▸ **OBJETIVO 1**
Según el texto sobre el cambio de estación, ¿cómo se llama el programa de radio que sale todos los domingos?
▸ **OBJETIVO 2**
Continúa el texto sobre el cambio de estación a partir de la última oración que aparece.

### TEXTO PARA LEER

CAMBIO DE ESTACIÓN: EL TIEMPO Y LA VIDA
En esta oportunidad voy a compartir con ustedes lectores de esta hermosa revista, el contenido de mi programa de radio de todos los domingos, llamado El Zaguán de Oro Puquio. Suelo en este espacio pasar revista de las noticias que ocurren en la semana y desde ahí rescatar aquello que tiene que ver con la vida y en la segunda parte tocar temas de ciencia. Es un espacio de convergencia de las letras y números, las ciencias humanas y naturales.
Domingo 23 de marzo. ¡Qué día tan
especial! Desde muy pequeño me enseñaron que los 23, cada tres meses, cambiamos
de estación. Esta vez, dejamos el verano para dar paso al otoño. Entonces,
¿sería oportuno hablar sobre el cambio de estaciones? Pero, si ya hemos vivido
tantas veces estos cambios, ¿qué de nuevo habría que valga la pena contar?
Efectivamente, para las personas
cuya rutina es la ligereza del razonamiento, pasar de verano a otoño no tiene
nada de especial. Sin embargo, para un jubilado que observa el paso del tiempo
con ojos que emergen del silencio, de las profundidades de la conciencia, este
cambio puede significar mucho más, sobre todo si se mira la vida como proceso.
Sabemos claramente que el tiempo
transcurre de manera inexorable. Esa ley física de la tendencia al desorden
(entropía) y la mínima energía son el sustrato que se usa para explicar: ¿qué
es el tiempo? En verdad, es una pregunta de difícil respuesta, tan difícil que
me lleva al recuerdo de lo que decía San Agustín: “Si no me preguntan qué es el
tiempo, lo sé; pero si lo hacen, entonces dejo de saberlo”.
Aunque estos temas parecen
cotidianos, sus respuestas son difíciles de explicar con bases sólidas. Sin
embargo, el tiempo es algo que sentimos, nos habita, nos atraviesa y nos
acompaña; forma parte de nosotros. Si hablamos de la Tierra y la ubicación
geográfica de un país, entenderemos fácilmente las estaciones como resultado
del ciclo solar (el movimiento de traslación alrededor del Sol). Así, en Lima,
estamos dejando el verano para dar inicio al otoño, reconociendo las cuatro
estaciones: primavera, verano, otoño e invierno.
Pero si extendemos esta noción de
las estaciones a la vida de una persona, surgen dudas: ¿También nosotros
tenemos estaciones? ¿Sabemos cuántas son? ¿Podemos reconocer en qué estación
estamos? Las respuestas no las frecuentamos; no sabemos si hay una, o dos, o
tres, o cuatro estaciones. Eso es lo que quiero compartir: una correlación
entre las estaciones del año y las de la vida.

######
### SECCIÓN DE DATOS

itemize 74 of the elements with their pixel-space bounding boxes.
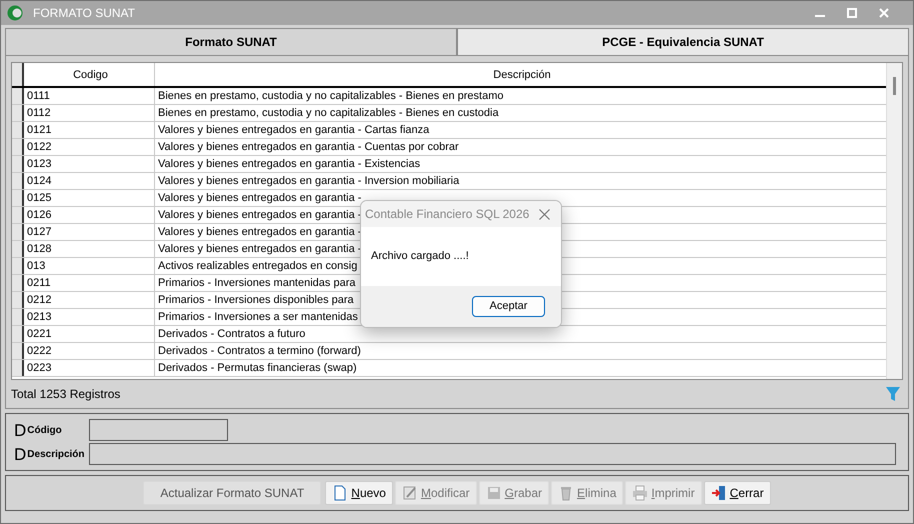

######

▸ **RESULTADO DEL EJERCICIO 1**
El Zaguán de Oro Puquio.

▸ **RESULTADO DEL EJERCICIO 2**
Comencemos aceptando que también
la vida tiene ciclos, así como los primeros habitantes de la Tierra observaron
admirados el cielo y reconocieron regularidades. Así surgió el conocimiento,
representado por la filosofía, el arte y luego las ciencias. Se trataba de los
ciclos de la Tierra conforme transita en su órbita alrededor del Sol. En esa
misma visión, correlacionémoslo con los ciclos de la vida.
¿Podemos reconocernos en una
primavera personal, en un verano lleno de vida, en un otoño sereno o en un
invierno introspectivo? ¿Qué nos enseñan las estaciones de la naturaleza sobre
las etapas de la vida humana?
Entonces, aceptemos que también
los seres humanos atravesamos nuestros propios ciclos vitales. Así, nuestra
primera estación, la primavera, sería la infancia y juventud. Es el tiempo de
la germinación, del brote, del asombro, la admiración, de los primeros pasos.
Los niños y adolescentes viven como la naturaleza en flor: con energía, con
impulso, con ojos descubridores.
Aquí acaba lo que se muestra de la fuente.